— start —

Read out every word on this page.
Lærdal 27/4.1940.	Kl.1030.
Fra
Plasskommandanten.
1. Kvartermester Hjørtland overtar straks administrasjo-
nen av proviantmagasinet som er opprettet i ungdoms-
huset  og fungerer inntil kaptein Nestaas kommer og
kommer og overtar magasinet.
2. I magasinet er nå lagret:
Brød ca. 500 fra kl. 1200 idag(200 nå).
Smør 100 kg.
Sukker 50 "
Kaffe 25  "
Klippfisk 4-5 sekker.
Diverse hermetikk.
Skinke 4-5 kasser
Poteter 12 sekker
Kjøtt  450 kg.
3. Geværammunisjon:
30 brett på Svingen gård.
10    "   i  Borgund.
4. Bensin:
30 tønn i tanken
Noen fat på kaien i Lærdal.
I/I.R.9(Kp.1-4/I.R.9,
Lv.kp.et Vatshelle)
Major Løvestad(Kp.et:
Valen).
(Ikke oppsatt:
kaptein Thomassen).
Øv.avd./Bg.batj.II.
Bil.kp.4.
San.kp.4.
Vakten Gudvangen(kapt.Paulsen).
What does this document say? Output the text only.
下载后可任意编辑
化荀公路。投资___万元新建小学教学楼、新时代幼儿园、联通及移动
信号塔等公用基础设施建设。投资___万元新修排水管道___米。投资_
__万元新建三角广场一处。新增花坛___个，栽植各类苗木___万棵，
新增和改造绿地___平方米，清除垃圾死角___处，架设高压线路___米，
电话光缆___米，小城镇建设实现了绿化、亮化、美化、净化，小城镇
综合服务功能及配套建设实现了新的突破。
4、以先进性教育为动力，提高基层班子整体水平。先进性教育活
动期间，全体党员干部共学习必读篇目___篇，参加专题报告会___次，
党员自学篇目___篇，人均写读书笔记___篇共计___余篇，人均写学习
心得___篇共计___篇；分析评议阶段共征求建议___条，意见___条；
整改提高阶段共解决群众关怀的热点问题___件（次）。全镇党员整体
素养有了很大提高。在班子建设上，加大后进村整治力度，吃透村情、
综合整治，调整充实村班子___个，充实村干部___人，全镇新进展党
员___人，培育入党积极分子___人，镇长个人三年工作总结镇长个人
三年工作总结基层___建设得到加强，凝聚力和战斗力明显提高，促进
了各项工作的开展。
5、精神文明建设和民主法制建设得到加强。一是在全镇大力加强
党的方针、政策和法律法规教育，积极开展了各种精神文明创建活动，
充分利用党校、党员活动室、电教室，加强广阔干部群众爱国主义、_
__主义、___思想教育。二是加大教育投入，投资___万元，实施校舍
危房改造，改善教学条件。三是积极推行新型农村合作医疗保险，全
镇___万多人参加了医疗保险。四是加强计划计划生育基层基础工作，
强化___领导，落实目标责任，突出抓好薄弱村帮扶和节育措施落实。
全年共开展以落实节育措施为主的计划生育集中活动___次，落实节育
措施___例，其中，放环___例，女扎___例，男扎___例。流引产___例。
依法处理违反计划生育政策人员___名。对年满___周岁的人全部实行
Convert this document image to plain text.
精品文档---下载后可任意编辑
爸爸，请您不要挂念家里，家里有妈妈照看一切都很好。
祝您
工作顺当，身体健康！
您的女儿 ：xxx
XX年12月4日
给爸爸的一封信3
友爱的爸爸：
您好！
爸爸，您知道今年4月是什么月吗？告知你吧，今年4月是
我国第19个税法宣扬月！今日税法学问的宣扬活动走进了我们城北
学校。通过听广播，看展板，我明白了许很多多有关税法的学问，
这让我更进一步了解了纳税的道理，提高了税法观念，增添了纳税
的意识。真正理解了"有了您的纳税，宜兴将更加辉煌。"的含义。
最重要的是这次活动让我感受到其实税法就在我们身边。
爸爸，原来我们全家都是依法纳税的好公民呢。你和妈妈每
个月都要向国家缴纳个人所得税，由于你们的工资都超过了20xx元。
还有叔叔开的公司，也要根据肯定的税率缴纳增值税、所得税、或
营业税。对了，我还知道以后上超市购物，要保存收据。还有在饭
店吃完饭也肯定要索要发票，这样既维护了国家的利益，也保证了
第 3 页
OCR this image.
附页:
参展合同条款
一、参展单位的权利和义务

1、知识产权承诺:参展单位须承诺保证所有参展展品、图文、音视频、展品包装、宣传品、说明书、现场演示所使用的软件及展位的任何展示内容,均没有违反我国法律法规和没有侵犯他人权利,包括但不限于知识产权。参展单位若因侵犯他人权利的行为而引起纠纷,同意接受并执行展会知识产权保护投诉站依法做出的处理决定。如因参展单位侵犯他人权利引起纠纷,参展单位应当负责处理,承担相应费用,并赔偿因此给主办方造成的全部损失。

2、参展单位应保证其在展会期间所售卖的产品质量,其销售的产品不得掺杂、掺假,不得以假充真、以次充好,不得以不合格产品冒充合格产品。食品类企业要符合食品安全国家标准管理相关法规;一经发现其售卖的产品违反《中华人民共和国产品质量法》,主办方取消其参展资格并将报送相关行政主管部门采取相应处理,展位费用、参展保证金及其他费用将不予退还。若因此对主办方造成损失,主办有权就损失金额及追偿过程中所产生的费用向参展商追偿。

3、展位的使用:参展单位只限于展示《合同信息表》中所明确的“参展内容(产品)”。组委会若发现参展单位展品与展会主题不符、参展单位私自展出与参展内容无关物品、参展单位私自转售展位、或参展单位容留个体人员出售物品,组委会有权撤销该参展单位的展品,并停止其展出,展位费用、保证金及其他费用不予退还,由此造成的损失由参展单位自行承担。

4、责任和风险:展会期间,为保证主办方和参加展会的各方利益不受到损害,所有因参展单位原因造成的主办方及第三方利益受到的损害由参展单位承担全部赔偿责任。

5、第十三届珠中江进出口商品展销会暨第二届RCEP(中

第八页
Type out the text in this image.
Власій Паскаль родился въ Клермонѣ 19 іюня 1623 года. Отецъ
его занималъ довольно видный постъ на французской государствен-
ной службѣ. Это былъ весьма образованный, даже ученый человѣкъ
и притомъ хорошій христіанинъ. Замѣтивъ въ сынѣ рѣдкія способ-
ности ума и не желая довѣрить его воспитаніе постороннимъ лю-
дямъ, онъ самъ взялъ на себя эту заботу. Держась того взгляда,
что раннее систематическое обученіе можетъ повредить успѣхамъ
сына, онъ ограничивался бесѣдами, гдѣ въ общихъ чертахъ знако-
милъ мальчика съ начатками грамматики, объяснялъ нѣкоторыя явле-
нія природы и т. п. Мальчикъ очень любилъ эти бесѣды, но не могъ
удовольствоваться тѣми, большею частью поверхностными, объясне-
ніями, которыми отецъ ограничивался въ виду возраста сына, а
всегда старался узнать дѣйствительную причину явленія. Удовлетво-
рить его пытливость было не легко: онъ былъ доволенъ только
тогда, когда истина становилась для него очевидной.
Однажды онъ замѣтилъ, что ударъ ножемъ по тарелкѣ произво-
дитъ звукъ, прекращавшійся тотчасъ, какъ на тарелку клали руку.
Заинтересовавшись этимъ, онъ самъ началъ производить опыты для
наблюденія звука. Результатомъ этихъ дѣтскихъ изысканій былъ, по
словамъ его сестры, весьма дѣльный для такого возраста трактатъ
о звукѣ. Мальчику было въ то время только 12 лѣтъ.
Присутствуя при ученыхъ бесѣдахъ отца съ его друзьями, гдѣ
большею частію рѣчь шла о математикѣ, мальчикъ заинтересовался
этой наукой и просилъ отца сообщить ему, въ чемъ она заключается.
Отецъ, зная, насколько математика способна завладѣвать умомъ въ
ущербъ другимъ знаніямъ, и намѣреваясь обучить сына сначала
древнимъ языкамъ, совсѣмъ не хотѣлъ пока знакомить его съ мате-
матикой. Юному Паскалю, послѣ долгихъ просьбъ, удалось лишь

— end —

**EXERCISE DETAILS**
All of the entries must be quoted exactly; please include each one.

**ANSWER TO THE TASK**
Read out every word on this page.
Lærdal 27/4.1940.	Kl.1030.
Fra
Plasskommandanten.
1. Kvartermester Hjørtland overtar straks administrasjo-
nen av proviantmagasinet som er opprettet i ungdoms-
huset  og fungerer inntil kaptein Nestaas kommer og
kommer og overtar magasinet.
2. I magasinet er nå lagret:
Brød ca. 500 fra kl. 1200 idag(200 nå).
Smør 100 kg.
Sukker 50 "
Kaffe 25  "
Klippfisk 4-5 sekker.
Diverse hermetikk.
Skinke 4-5 kasser
Poteter 12 sekker
Kjøtt  450 kg.
3. Geværammunisjon:
30 brett på Svingen gård.
10    "   i  Borgund.
4. Bensin:
30 tønn i tanken
Noen fat på kaien i Lærdal.
I/I.R.9(Kp.1-4/I.R.9,
Lv.kp.et Vatshelle)
Major Løvestad(Kp.et:
Valen).
(Ikke oppsatt:
kaptein Thomassen).
Øv.avd./Bg.batj.II.
Bil.kp.4.
San.kp.4.
Vakten Gudvangen(kapt.Paulsen).
What does this document say? Output the text only.
下载后可任意编辑
化荀公路。投资___万元新建小学教学楼、新时代幼儿园、联通及移动
信号塔等公用基础设施建设。投资___万元新修排水管道___米。投资_
__万元新建三角广场一处。新增花坛___个，栽植各类苗木___万棵，
新增和改造绿地___平方米，清除垃圾死角___处，架设高压线路___米，
电话光缆___米，小城镇建设实现了绿化、亮化、美化、净化，小城镇
综合服务功能及配套建设实现了新的突破。
4、以先进性教育为动力，提高基层班子整体水平。先进性教育活
动期间，全体党员干部共学习必读篇目___篇，参加专题报告会___次，
党员自学篇目___篇，人均写读书笔记___篇共计___余篇，人均写学习
心得___篇共计___篇；分析评议阶段共征求建议___条，意见___条；
整改提高阶段共解决群众关怀的热点问题___件（次）。全镇党员整体
素养有了很大提高。在班子建设上，加大后进村整治力度，吃透村情、
综合整治，调整充实村班子___个，充实村干部___人，全镇新进展党
员___人，培育入党积极分子___人，镇长个人三年工作总结镇长个人
三年工作总结基层___建设得到加强，凝聚力和战斗力明显提高，促进
了各项工作的开展。
5、精神文明建设和民主法制建设得到加强。一是在全镇大力加强
党的方针、政策和法律法规教育，积极开展了各种精神文明创建活动，
充分利用党校、党员活动室、电教室，加强广阔干部群众爱国主义、_
__主义、___思想教育。二是加大教育投入，投资___万元，实施校舍
危房改造，改善教学条件。三是积极推行新型农村合作医疗保险，全
镇___万多人参加了医疗保险。四是加强计划计划生育基层基础工作，
强化___领导，落实目标责任，突出抓好薄弱村帮扶和节育措施落实。
全年共开展以落实节育措施为主的计划生育集中活动___次，落实节育
措施___例，其中，放环___例，女扎___例，男扎___例。流引产___例。
依法处理违反计划生育政策人员___名。对年满___周岁的人全部实行
Convert this document image to plain text.
精品文档---下载后可任意编辑
爸爸，请您不要挂念家里，家里有妈妈照看一切都很好。
祝您
工作顺当，身体健康！
您的女儿 ：xxx
XX年12月4日
给爸爸的一封信3
友爱的爸爸：
您好！
爸爸，您知道今年4月是什么月吗？告知你吧，今年4月是
我国第19个税法宣扬月！今日税法学问的宣扬活动走进了我们城北
学校。通过听广播，看展板，我明白了许很多多有关税法的学问，
这让我更进一步了解了纳税的道理，提高了税法观念，增添了纳税
的意识。真正理解了"有了您的纳税，宜兴将更加辉煌。"的含义。
最重要的是这次活动让我感受到其实税法就在我们身边。
爸爸，原来我们全家都是依法纳税的好公民呢。你和妈妈每
个月都要向国家缴纳个人所得税，由于你们的工资都超过了20xx元。
还有叔叔开的公司，也要根据肯定的税率缴纳增值税、所得税、或
营业税。对了，我还知道以后上超市购物，要保存收据。还有在饭
店吃完饭也肯定要索要发票，这样既维护了国家的利益，也保证了
第 3 页
OCR this image.
附页:
参展合同条款
一、参展单位的权利和义务

1、知识产权承诺:参展单位须承诺保证所有参展展品、图文、音视频、展品包装、宣传品、说明书、现场演示所使用的软件及展位的任何展示内容,均没有违反我国法律法规和没有侵犯他人权利,包括但不限于知识产权。参展单位若因侵犯他人权利的行为而引起纠纷,同意接受并执行展会知识产权保护投诉站依法做出的处理决定。如因参展单位侵犯他人权利引起纠纷,参展单位应当负责处理,承担相应费用,并赔偿因此给主办方造成的全部损失。

2、参展单位应保证其在展会期间所售卖的产品质量,其销售的产品不得掺杂、掺假,不得以假充真、以次充好,不得以不合格产品冒充合格产品。食品类企业要符合食品安全国家标准管理相关法规;一经发现其售卖的产品违反《中华人民共和国产品质量法》,主办方取消其参展资格并将报送相关行政主管部门采取相应处理,展位费用、参展保证金及其他费用将不予退还。若因此对主办方造成损失,主办有权就损失金额及追偿过程中所产生的费用向参展商追偿。

3、展位的使用:参展单位只限于展示《合同信息表》中所明确的“参展内容(产品)”。组委会若发现参展单位展品与展会主题不符、参展单位私自展出与参展内容无关物品、参展单位私自转售展位、或参展单位容留个体人员出售物品,组委会有权撤销该参展单位的展品,并停止其展出,展位费用、保证金及其他费用不予退还,由此造成的损失由参展单位自行承担。

4、责任和风险:展会期间,为保证主办方和参加展会的各方利益不受到损害,所有因参展单位原因造成的主办方及第三方利益受到的损害由参展单位承担全部赔偿责任。

5、第十三届珠中江进出口商品展销会暨第二届RCEP(中

第八页
Type out the text in this image.
Власій Паскаль родился въ Клермонѣ 19 іюня 1623 года. Отецъ
его занималъ довольно видный постъ на французской государствен-
ной службѣ. Это былъ весьма образованный, даже ученый человѣкъ
и притомъ хорошій христіанинъ. Замѣтивъ въ сынѣ рѣдкія способ-
ности ума и не желая довѣрить его воспитаніе постороннимъ лю-
дямъ, онъ самъ взялъ на себя эту заботу. Держась того взгляда,
что раннее систематическое обученіе можетъ повредить успѣхамъ
сына, онъ ограничивался бесѣдами, гдѣ въ общихъ чертахъ знако-
милъ мальчика съ начатками грамматики, объяснялъ нѣкоторыя явле-
нія природы и т. п. Мальчикъ очень любилъ эти бесѣды, но не могъ
удовольствоваться тѣми, большею частью поверхностными, объясне-
ніями, которыми отецъ ограничивался въ виду возраста сына, а
всегда старался узнать дѣйствительную причину явленія. Удовлетво-
рить его пытливость было не легко: онъ былъ доволенъ только
тогда, когда истина становилась для него очевидной.
Однажды онъ замѣтилъ, что ударъ ножемъ по тарелкѣ произво-
дитъ звукъ, прекращавшійся тотчасъ, какъ на тарелку клали руку.
Заинтересовавшись этимъ, онъ самъ началъ производить опыты для
наблюденія звука. Результатомъ этихъ дѣтскихъ изысканій былъ, по
словамъ его сестры, весьма дѣльный для такого возраста трактатъ
о звукѣ. Мальчику было въ то время только 12 лѣтъ.
Присутствуя при ученыхъ бесѣдахъ отца съ его друзьями, гдѣ
большею частію рѣчь шла о математикѣ, мальчикъ заинтересовался
этой наукой и просилъ отца сообщить ему, въ чемъ она заключается.
Отецъ, зная, насколько математика способна завладѣвать умомъ въ
ущербъ другимъ знаніямъ, и намѣреваясь обучить сына сначала
древнимъ языкамъ, совсѣмъ не хотѣлъ пока знакомить его съ мате-
матикой. Юному Паскалю, послѣ долгихъ просьбъ, удалось лишь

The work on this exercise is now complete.